» Direction
Extract each line where the string "name" shows up.

» Extracted material
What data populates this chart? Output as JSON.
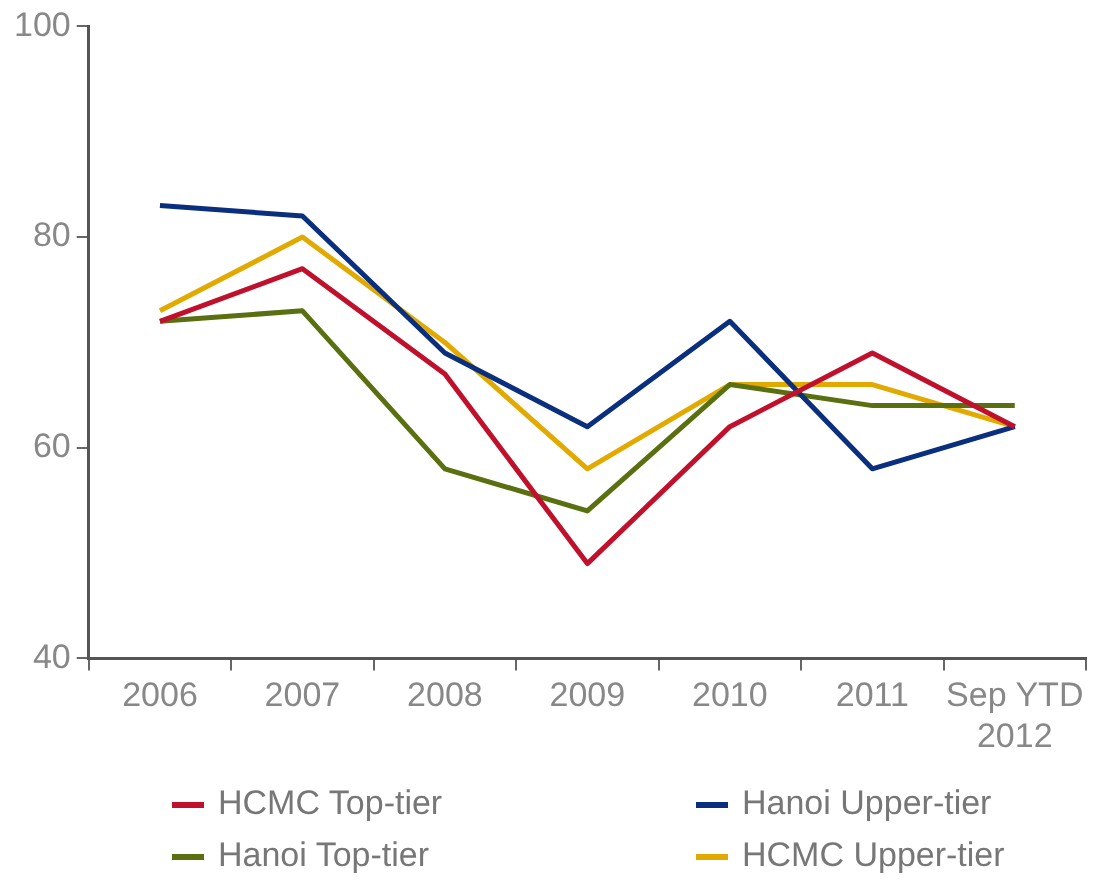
{
  "chart_data": {
    "type": "line",
    "categories": [
      "2006",
      "2007",
      "2008",
      "2009",
      "2010",
      "2011",
      "Sep YTD 2012"
    ],
    "ylim": [
      40,
      100
    ],
    "yticks": [
      40,
      60,
      80,
      100
    ],
    "grid": false,
    "legend": "bottom",
    "marker": "none",
    "line_style": "solid",
    "series": [
      {
        "name": "HCMC Top-tier",
        "color": "#c0102c",
        "values": [
          72,
          77,
          67,
          49,
          62,
          69,
          62
        ]
      },
      {
        "name": "Hanoi Upper-tier",
        "color": "#0a2f7f",
        "values": [
          83,
          82,
          69,
          62,
          72,
          58,
          62
        ]
      },
      {
        "name": "Hanoi Top-tier",
        "color": "#5a7010",
        "values": [
          72,
          73,
          58,
          54,
          66,
          64,
          64
        ]
      },
      {
        "name": "HCMC Upper-tier",
        "color": "#e2aa00",
        "values": [
          73,
          80,
          70,
          58,
          66,
          66,
          62
        ]
      }
    ]
  }
}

» Written answer
        "name": "HCMC Top-tier",
        "name": "Hanoi Upper-tier",
        "name": "Hanoi Top-tier",
        "name": "HCMC Upper-tier",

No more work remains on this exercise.